__Goal__: From the listing below, pull out every line where the string "again" appears.

———

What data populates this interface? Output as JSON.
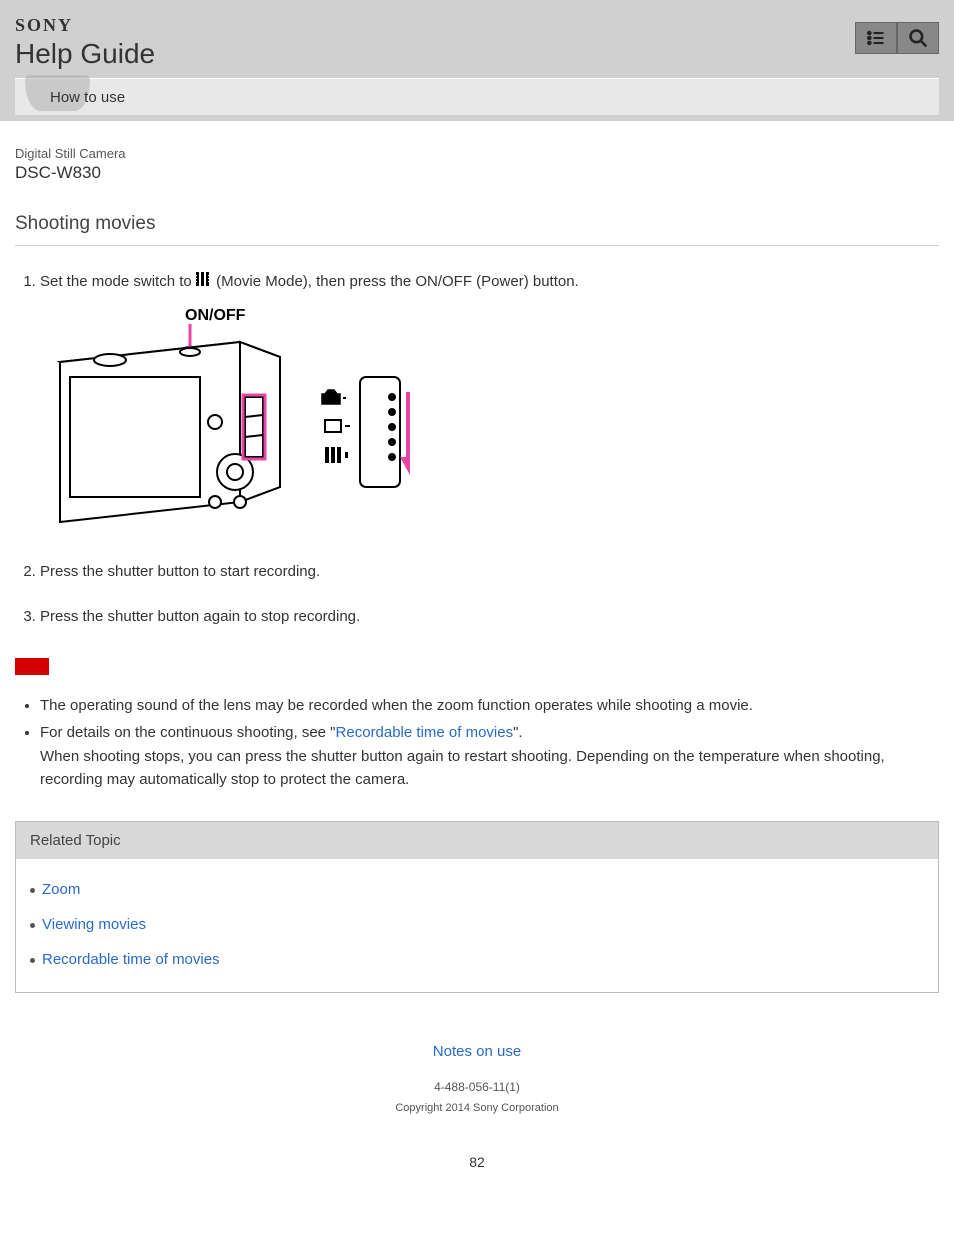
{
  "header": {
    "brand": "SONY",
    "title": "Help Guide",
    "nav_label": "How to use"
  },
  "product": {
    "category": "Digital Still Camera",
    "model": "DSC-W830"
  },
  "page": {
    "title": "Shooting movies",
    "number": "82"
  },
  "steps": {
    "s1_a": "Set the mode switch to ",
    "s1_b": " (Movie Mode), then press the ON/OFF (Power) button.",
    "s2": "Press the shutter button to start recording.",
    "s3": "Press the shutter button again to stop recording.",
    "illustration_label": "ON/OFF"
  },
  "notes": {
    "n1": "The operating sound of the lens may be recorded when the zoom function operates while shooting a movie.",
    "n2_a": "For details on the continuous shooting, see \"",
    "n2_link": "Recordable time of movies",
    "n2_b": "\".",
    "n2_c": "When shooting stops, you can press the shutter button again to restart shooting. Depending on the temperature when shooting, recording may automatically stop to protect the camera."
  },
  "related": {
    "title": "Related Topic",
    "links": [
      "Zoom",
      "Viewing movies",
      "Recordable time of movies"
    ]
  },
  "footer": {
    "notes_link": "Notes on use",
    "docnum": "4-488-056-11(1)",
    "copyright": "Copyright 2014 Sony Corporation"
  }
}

———

__Correct response__:
    "s3": "Press the shutter button again to stop recording.",
    "n2_c": "When shooting stops, you can press the shutter button again to restart shooting. Depending on the temperature when shooting, recording may automatically stop to protect the camera."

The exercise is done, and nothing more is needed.